◆ **Aim of the task**
Pull every line containing "this" from the entries.
START The input
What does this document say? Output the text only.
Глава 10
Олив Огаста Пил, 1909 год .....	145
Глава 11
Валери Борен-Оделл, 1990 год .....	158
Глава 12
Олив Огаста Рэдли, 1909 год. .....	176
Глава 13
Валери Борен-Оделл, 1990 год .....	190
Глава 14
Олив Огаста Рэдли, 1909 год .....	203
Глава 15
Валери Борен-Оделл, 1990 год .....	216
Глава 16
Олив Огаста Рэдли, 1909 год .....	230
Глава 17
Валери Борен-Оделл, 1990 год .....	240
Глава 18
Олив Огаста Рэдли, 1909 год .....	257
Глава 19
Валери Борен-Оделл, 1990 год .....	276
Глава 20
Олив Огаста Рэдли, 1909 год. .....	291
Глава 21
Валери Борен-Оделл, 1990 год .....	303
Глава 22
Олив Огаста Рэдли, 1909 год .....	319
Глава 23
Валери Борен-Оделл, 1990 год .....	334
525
END The input
START The input
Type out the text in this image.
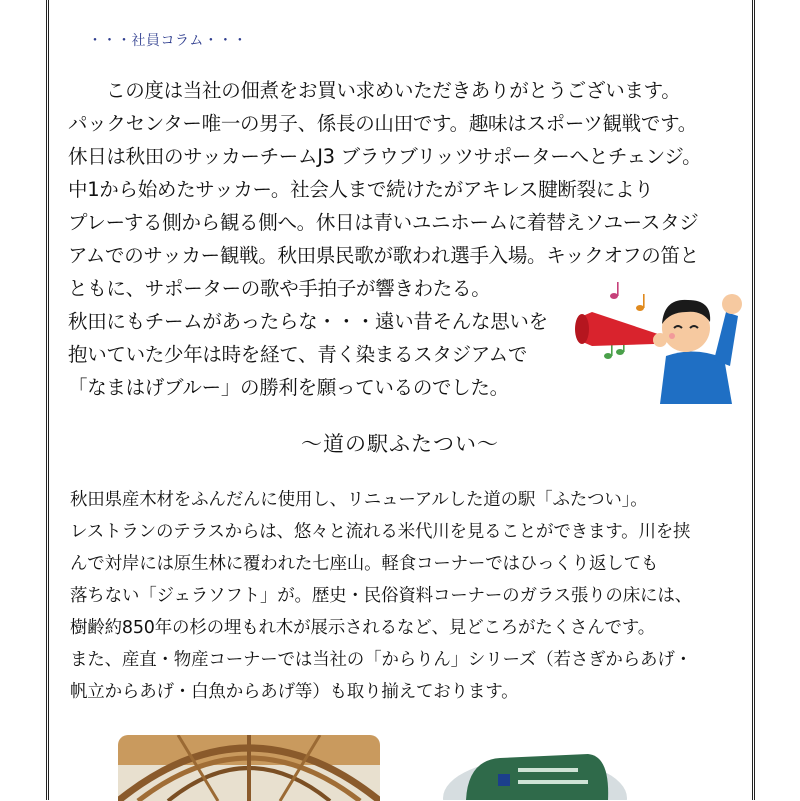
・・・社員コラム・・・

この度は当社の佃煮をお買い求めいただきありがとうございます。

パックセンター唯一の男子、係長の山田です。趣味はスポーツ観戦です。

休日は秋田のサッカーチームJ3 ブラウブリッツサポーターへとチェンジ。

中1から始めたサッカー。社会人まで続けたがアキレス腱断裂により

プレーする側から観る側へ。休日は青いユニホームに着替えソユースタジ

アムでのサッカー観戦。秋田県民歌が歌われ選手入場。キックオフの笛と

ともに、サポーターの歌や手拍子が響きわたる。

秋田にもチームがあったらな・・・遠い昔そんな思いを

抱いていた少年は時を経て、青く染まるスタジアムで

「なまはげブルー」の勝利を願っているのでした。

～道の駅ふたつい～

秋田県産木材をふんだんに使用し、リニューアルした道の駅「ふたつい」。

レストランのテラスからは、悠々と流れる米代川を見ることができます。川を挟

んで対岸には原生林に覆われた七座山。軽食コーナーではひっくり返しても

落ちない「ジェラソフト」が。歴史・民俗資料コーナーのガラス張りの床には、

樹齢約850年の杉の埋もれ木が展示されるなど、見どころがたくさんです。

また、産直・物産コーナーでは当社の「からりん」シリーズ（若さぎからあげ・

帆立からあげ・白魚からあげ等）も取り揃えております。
END The input
◆ **Solution below**
What does this document say? Output the text only.
Type out the text in this image.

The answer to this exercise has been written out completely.